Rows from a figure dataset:
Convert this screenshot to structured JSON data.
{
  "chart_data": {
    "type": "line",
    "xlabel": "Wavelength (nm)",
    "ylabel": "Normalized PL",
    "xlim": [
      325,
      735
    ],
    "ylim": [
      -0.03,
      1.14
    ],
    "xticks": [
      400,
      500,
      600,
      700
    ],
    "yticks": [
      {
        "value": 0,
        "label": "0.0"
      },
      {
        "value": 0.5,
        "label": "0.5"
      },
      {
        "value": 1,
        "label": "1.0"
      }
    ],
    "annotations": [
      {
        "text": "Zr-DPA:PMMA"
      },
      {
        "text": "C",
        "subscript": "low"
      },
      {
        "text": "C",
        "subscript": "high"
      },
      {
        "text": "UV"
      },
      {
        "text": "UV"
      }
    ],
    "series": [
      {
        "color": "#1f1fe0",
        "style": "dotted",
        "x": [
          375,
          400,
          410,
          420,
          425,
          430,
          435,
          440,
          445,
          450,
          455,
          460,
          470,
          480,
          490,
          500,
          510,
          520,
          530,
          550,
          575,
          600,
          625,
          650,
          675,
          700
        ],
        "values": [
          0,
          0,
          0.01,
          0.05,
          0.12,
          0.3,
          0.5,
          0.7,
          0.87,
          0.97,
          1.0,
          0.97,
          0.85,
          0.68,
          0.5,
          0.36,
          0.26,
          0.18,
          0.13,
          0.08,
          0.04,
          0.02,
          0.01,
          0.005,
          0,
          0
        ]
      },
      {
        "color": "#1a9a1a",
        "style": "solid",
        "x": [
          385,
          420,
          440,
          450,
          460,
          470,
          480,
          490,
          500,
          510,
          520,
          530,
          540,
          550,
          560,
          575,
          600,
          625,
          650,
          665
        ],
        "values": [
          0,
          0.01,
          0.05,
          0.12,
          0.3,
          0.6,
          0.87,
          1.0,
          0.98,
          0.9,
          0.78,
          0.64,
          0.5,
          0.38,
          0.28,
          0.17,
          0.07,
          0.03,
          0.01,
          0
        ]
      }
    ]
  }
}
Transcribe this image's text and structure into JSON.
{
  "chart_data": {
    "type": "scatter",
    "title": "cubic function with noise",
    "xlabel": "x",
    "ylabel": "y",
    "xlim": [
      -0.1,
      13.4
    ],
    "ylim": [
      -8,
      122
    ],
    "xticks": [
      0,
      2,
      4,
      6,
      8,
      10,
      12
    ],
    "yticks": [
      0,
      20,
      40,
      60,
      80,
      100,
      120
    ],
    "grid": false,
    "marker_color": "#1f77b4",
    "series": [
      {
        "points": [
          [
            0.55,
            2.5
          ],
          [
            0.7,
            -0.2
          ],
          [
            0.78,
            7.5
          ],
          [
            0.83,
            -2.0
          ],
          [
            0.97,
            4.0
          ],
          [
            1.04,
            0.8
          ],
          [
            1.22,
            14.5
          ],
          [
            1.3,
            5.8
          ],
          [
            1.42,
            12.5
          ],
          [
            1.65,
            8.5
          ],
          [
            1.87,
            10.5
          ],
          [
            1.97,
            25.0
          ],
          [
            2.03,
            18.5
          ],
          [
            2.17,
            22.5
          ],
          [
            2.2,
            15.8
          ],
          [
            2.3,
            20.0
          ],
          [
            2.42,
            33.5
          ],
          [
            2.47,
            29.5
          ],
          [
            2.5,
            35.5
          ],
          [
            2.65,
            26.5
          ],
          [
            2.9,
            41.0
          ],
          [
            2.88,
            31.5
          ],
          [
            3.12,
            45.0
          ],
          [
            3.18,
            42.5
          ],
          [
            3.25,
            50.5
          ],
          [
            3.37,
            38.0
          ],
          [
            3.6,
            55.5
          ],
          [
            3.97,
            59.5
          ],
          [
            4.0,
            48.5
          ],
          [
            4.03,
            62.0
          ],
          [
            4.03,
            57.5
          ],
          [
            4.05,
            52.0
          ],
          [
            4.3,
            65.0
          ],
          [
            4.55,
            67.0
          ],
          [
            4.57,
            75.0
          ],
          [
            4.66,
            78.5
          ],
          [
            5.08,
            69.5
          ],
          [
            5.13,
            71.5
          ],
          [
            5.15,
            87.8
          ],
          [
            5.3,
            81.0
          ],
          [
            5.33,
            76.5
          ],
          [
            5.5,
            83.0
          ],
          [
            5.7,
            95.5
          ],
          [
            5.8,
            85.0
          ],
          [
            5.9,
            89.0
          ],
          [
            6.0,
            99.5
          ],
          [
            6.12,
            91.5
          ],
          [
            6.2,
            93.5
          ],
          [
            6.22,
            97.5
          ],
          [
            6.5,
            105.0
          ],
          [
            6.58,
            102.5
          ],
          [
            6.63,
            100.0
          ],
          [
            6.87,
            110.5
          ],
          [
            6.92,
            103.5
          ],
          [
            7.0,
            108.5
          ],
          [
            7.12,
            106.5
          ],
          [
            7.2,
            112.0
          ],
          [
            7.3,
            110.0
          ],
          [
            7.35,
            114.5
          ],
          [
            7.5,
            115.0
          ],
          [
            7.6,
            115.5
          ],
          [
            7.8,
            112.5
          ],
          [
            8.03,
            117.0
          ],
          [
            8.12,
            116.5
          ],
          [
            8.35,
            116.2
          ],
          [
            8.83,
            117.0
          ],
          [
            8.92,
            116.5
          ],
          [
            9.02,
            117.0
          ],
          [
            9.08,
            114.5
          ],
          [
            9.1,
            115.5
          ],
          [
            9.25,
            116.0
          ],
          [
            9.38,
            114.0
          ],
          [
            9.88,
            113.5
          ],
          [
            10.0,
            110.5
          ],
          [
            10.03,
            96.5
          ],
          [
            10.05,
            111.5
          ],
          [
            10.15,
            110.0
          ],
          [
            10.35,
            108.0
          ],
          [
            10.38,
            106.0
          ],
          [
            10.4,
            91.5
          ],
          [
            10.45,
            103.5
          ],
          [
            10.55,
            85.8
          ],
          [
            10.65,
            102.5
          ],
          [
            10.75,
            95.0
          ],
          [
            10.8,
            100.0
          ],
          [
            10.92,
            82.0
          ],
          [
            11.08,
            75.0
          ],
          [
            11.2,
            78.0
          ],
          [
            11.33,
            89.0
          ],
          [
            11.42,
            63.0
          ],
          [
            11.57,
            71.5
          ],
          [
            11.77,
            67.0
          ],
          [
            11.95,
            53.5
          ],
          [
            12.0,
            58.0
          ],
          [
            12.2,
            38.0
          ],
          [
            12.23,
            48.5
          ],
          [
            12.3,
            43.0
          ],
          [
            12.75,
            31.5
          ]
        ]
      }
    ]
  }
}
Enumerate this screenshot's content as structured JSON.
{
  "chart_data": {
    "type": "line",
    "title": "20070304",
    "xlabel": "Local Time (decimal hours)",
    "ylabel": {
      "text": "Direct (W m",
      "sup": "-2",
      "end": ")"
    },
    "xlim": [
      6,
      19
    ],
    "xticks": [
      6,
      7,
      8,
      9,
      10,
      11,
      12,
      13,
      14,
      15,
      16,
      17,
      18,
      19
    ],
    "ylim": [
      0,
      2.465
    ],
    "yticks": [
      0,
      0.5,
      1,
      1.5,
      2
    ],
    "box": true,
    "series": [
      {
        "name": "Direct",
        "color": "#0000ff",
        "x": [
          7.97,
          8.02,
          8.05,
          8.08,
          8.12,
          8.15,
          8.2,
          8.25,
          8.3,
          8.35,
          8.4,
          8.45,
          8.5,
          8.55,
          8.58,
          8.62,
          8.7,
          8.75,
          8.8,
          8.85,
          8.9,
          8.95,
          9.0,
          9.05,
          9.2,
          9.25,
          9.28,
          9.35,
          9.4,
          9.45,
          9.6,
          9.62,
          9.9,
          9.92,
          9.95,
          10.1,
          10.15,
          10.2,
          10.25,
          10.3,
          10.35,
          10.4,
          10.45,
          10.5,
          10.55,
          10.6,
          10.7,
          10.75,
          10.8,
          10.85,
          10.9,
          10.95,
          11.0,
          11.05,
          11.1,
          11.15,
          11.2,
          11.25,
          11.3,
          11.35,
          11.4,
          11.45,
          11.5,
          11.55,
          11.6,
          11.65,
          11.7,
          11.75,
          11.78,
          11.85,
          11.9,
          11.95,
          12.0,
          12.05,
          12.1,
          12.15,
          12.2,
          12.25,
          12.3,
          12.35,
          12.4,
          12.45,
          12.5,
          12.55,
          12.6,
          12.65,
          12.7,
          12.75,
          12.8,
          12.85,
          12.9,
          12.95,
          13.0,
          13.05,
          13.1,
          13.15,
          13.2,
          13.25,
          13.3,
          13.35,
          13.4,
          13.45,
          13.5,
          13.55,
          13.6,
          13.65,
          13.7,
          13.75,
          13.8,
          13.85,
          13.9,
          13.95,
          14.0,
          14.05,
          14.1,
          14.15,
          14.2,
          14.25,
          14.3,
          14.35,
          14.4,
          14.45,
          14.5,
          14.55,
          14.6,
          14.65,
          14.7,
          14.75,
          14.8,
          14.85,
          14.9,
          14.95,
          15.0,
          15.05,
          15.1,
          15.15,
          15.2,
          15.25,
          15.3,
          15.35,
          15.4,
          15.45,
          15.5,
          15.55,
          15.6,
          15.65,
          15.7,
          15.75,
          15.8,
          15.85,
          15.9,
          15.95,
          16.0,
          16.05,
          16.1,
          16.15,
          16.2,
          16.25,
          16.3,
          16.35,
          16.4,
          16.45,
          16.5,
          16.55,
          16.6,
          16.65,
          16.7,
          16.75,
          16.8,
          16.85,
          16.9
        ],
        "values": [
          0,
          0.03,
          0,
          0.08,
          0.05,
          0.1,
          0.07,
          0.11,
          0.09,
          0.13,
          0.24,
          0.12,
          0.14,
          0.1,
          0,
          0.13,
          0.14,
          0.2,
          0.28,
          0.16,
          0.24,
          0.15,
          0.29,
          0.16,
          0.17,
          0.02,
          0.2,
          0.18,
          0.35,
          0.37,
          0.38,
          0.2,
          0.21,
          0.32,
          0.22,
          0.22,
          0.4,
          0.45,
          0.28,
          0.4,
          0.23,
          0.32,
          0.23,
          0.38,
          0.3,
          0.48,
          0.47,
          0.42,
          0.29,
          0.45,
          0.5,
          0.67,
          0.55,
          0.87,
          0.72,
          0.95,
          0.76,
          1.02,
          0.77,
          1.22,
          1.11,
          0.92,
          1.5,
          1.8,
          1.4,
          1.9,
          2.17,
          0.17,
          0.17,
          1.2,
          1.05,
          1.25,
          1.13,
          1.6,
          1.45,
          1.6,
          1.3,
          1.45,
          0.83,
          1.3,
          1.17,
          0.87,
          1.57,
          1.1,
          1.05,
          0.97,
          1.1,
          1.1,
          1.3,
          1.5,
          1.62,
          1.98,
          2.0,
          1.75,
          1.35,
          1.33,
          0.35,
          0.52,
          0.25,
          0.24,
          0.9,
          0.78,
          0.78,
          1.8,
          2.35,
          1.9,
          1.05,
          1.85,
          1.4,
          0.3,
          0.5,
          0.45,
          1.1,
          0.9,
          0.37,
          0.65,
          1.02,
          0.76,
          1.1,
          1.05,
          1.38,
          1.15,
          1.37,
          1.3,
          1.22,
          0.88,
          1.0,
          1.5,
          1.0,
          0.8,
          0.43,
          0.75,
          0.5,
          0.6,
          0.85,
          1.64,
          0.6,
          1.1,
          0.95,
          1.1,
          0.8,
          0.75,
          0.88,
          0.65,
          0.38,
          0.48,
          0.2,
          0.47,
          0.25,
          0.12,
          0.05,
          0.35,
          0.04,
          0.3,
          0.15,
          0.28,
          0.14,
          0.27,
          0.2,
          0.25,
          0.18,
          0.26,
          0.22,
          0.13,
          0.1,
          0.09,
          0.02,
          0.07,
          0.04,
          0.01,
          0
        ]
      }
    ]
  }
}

▶ **AIM OF THE TASK**
Where does the word "ylabel" appear? Return each line that holds it.

▶ **THE COMPLETED TASK**
    "ylabel": "Normalized PL",
    "ylabel": "y",
    "ylabel": {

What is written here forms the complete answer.